* ОТРЫВОК ДЛЯ ЧТЕНИЯ
▼
Эльзу притягивает огонь, который – она видит, чувствует это – горит в нем; это талант, еще не проявившийся в полной мере, но уже готовый вырваться, подобно магме, сжечь все, до чего сумеет дотянуться, а, в конечном итоге – себя самого. Потому что по-другому невозможно, потому что «Маяковский все переживал с гиперболической силой – любовь, ревность, дружбу». Так потом скажет Лили Брик, полностью удовлетворившись своим эрототиранизмом, причинив ему столько страданий и подвергнув таком количеству унижений. Маяковский не мог слишком долго выносить эту нравственную флагелляцию, и рука поэта не дрогнула, целясь из револьвера в собственное сердце…

Владимиру 22, он успел уже побывать в тюрьме за революционные настроения где был беспокойным сидельцем»; его переводят из части в часть. Басманная, Мясницкая, Мещанская распахивали перед ним свои двери, и, наконец, Бутырская тюрьма где Владимир провел в одиночке без малого год. Еще недавний студент Московского училища живописи, ваяния и зодчества, исключенный за публичную пропаганду анархизма, молодой поэт и драматург, по пьесе которого поставлен спектакль с настоящими декорациями, сделанными художниками из «Союза молодежи». К тому же, он чертовски хорош собой и, кажется, влюблен. Это безумно льстит Эльзе, и она решает показать его своей сестре, Лили.
▲
* НАБОР ЗАДАНИЙ
[A] Перепишите без изменений кусок отрывка о Маяковском: от «Владимиру 22, он» до «своей сестре, Лили.» включительно.
[B] Напишите, что идет дальше в отрывке о Маяковском, начиная сразу после его последнего предложения.

* ПОКАЗАННЫЕ ДАННЫЕ
▼
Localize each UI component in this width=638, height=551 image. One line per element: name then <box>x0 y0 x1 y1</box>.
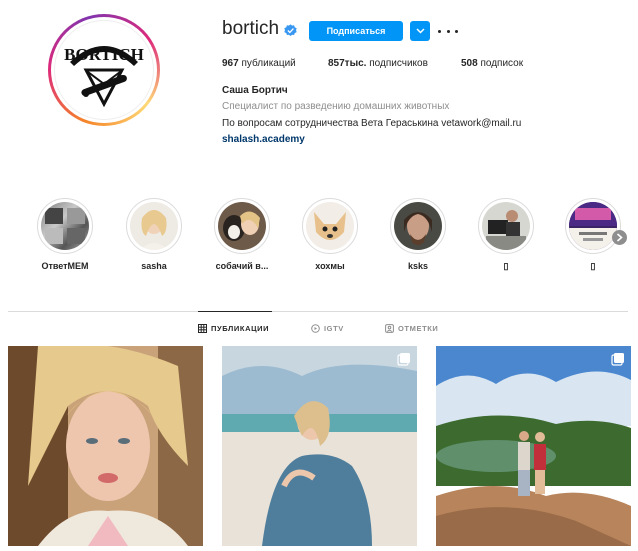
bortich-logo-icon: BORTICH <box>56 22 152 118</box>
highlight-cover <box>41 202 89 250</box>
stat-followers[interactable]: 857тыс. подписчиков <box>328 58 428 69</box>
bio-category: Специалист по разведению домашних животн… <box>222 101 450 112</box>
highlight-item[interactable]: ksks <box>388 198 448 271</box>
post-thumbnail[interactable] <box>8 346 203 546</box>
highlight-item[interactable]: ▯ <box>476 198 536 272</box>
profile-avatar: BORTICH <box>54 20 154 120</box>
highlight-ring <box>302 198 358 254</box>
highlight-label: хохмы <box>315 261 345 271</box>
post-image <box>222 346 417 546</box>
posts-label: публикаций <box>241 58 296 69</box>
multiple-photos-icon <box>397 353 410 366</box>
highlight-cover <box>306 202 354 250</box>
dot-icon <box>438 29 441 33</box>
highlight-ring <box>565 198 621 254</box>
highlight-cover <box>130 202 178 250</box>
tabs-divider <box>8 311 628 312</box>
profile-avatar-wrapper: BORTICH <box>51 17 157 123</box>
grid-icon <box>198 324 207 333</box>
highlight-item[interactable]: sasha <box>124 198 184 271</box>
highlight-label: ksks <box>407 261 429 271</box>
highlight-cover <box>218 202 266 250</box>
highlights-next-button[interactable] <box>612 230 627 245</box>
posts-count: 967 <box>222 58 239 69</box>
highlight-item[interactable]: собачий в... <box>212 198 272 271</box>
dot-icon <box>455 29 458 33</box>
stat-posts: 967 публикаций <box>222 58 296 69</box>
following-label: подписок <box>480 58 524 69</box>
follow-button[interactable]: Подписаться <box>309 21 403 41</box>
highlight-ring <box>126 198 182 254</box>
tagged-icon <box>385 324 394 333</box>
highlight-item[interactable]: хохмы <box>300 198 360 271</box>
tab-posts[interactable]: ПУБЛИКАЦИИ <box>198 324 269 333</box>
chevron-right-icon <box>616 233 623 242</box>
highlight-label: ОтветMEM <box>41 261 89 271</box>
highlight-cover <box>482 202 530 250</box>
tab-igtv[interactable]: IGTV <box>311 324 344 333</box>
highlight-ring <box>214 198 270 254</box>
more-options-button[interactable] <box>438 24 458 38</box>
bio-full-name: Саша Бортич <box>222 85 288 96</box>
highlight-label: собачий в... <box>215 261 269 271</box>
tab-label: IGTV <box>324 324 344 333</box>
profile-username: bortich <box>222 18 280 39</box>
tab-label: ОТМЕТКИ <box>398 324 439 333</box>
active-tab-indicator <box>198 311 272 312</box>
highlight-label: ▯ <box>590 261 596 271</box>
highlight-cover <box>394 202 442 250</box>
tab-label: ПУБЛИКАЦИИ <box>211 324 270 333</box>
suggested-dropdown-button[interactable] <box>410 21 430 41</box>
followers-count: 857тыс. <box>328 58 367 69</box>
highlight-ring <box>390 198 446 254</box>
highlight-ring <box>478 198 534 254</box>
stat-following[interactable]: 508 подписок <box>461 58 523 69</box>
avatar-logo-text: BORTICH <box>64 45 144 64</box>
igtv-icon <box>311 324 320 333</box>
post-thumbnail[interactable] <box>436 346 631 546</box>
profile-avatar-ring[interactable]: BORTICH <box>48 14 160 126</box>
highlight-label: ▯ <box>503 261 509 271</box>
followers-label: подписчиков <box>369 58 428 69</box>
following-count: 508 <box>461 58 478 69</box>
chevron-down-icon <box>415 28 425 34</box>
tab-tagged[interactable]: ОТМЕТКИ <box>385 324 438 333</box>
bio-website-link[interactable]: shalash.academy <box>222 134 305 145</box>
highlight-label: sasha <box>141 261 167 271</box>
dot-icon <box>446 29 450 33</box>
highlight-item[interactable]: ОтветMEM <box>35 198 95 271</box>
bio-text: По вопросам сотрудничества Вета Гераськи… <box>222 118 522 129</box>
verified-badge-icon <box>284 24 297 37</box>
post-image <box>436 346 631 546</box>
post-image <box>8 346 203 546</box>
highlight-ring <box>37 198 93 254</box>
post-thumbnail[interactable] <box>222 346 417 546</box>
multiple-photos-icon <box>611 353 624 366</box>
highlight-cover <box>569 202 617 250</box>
▲
▼
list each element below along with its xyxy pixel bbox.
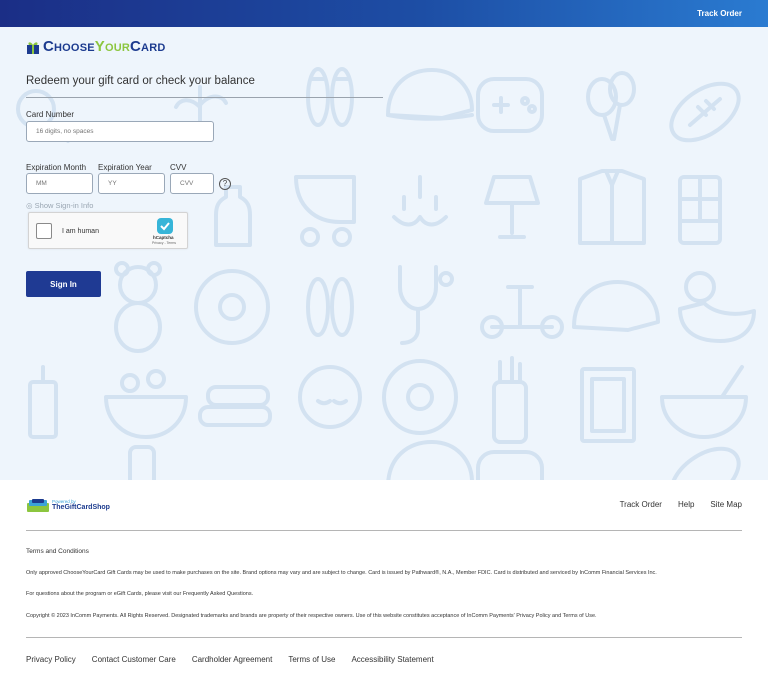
▲
* ОТВЕТЫ ПО ЗАДАНИЯМ
[A]
Владимиру 22, он успел уже побывать в тюрьме за революционные настроения где был беспокойным сидельцем»; его переводят из части в часть. Басманная, Мясницкая, Мещанская распахивали перед ним свои двери, и, наконец, Бутырская тюрьма где Владимир провел в одиночке без малого год. Еще недавний студент Московского училища живописи, ваяния и зодчества, исключенный за публичную пропаганду анархизма, молодой поэт и драматург, по пьесе которого поставлен спектакль с настоящими декорациями, сделанными художниками из «Союза молодежи». К тому же, он чертовски хорош собой и, кажется, влюблен. Это безумно льстит Эльзе, и она решает показать его своей сестре, Лили.

[B]
Лили 24, уже 3 года она замужем за Осипом Бриком. В Петербурге супруги живут в хорошей квартире на улице Жуковского, которую содержит для них отец Осипа, Меер-Гозиас Брик, купец первой гильдии. И Лили, и Осип, с детства привыкшие к безбедной жизни, не отказывают себе в удовольствиях и «маленьких житейских радостях». Для Лили «маленькие житейские радости» означали вещи вполне определенные: внезапные краткие романы и беспорядочные половые связи. В старости Лили Брик призналась: «Я любила заниматься любовью с Осей. Мы тогда запирали Володю на кухне. Он рвался, хотел к нам, царапался в дверь и плакал…» Она казалась монстром, эта 80-летняя старуха, но тогда, в далекие 20-е годы XX века Маяковский любил ее, именно такую, с хлыстом и сомнамбулическими черными глазами. Просто трудно представить их вместе – Маяковского и эту сволочь Лиличку.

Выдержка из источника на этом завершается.